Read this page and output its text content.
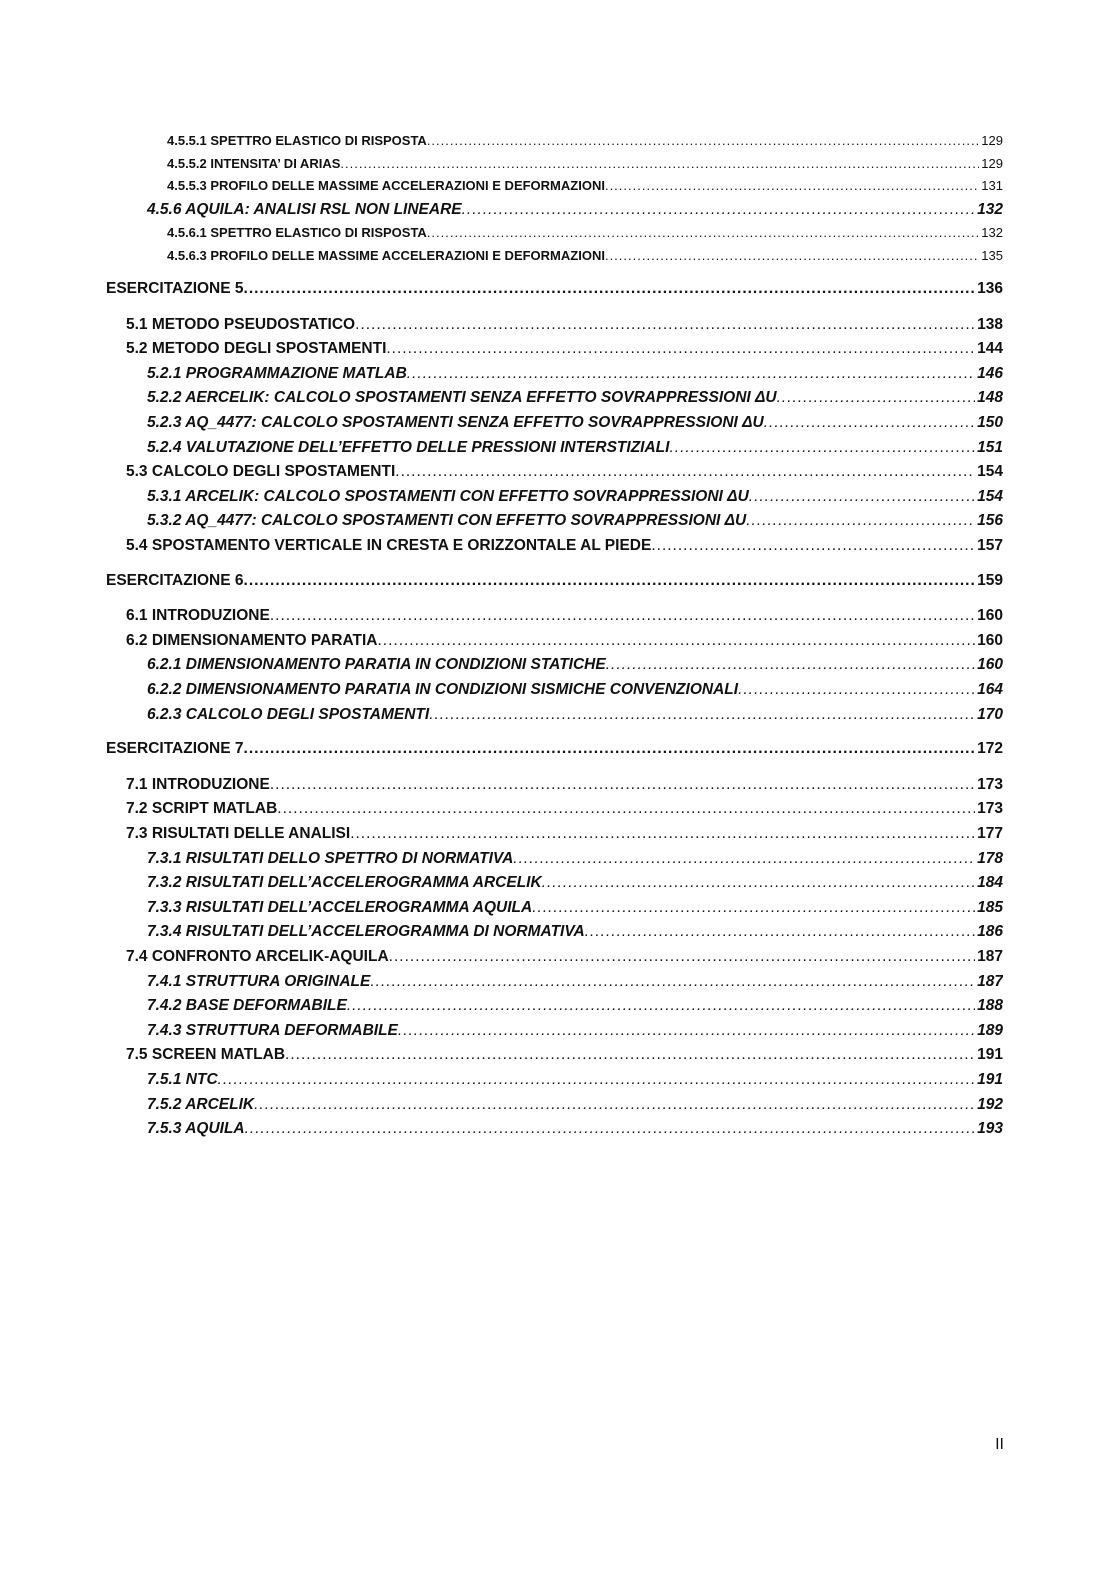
4.5.5.1 SPETTRO ELASTICO DI RISPOSTA .....	129
4.5.5.2 INTENSITA’ DI ARIAS .....	129
4.5.5.3 PROFILO DELLE MASSIME ACCELERAZIONI E DEFORMAZIONI .....	131
4.5.6 AQUILA: ANALISI RSL NON LINEARE .....	132
4.5.6.1 SPETTRO ELASTICO DI RISPOSTA .....	132
4.5.6.3 PROFILO DELLE MASSIME ACCELERAZIONI E DEFORMAZIONI .....	135
ESERCITAZIONE 5 .....	136
5.1 METODO PSEUDOSTATICO .....	138
5.2 METODO DEGLI SPOSTAMENTI .....	144
5.2.1 PROGRAMMAZIONE MATLAB .....	146
5.2.2 AERCELIK: CALCOLO SPOSTAMENTI SENZA EFFETTO SOVRAPPRESSIONI ΔU .....	148
5.2.3 AQ_4477: CALCOLO SPOSTAMENTI SENZA EFFETTO SOVRAPPRESSIONI ΔU .....	150
5.2.4 VALUTAZIONE DELL’EFFETTO DELLE PRESSIONI INTERSTIZIALI .....	151
5.3 CALCOLO DEGLI SPOSTAMENTI .....	154
5.3.1 ARCELIK: CALCOLO SPOSTAMENTI CON EFFETTO SOVRAPPRESSIONI ΔU .....	154
5.3.2 AQ_4477: CALCOLO SPOSTAMENTI CON EFFETTO SOVRAPPRESSIONI ΔU .....	156
5.4 SPOSTAMENTO VERTICALE IN CRESTA E ORIZZONTALE AL PIEDE .....	157
ESERCITAZIONE 6 .....	159
6.1 INTRODUZIONE .....	160
6.2 DIMENSIONAMENTO PARATIA .....	160
6.2.1 DIMENSIONAMENTO PARATIA IN CONDIZIONI STATICHE .....	160
6.2.2 DIMENSIONAMENTO PARATIA IN CONDIZIONI SISMICHE CONVENZIONALI .....	164
6.2.3 CALCOLO DEGLI SPOSTAMENTI .....	170
ESERCITAZIONE 7 .....	172
7.1 INTRODUZIONE .....	173
7.2 SCRIPT MATLAB .....	173
7.3 RISULTATI DELLE ANALISI .....	177
7.3.1 RISULTATI DELLO SPETTRO DI NORMATIVA .....	178
7.3.2 RISULTATI DELL’ACCELEROGRAMMA ARCELIK .....	184
7.3.3 RISULTATI DELL’ACCELEROGRAMMA AQUILA .....	185
7.3.4 RISULTATI DELL’ACCELEROGRAMMA DI NORMATIVA .....	186
7.4 CONFRONTO ARCELIK-AQUILA .....	187
7.4.1 STRUTTURA ORIGINALE .....	187
7.4.2 BASE DEFORMABILE .....	188
7.4.3 STRUTTURA DEFORMABILE .....	189
7.5 SCREEN MATLAB .....	191
7.5.1 NTC .....	191
7.5.2 ARCELIK .....	192
7.5.3 AQUILA .....	193
II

**********

WHAT THIS TASK INVOLVES —
Gather and copy every line of the data in which the string "ANALISI" is found.

RESPONSE TO THIS EXERCISE —
4.5.6 AQUILA: ANALISI RSL NON LINEARE .....	132
7.3 RISULTATI DELLE ANALISI .....	177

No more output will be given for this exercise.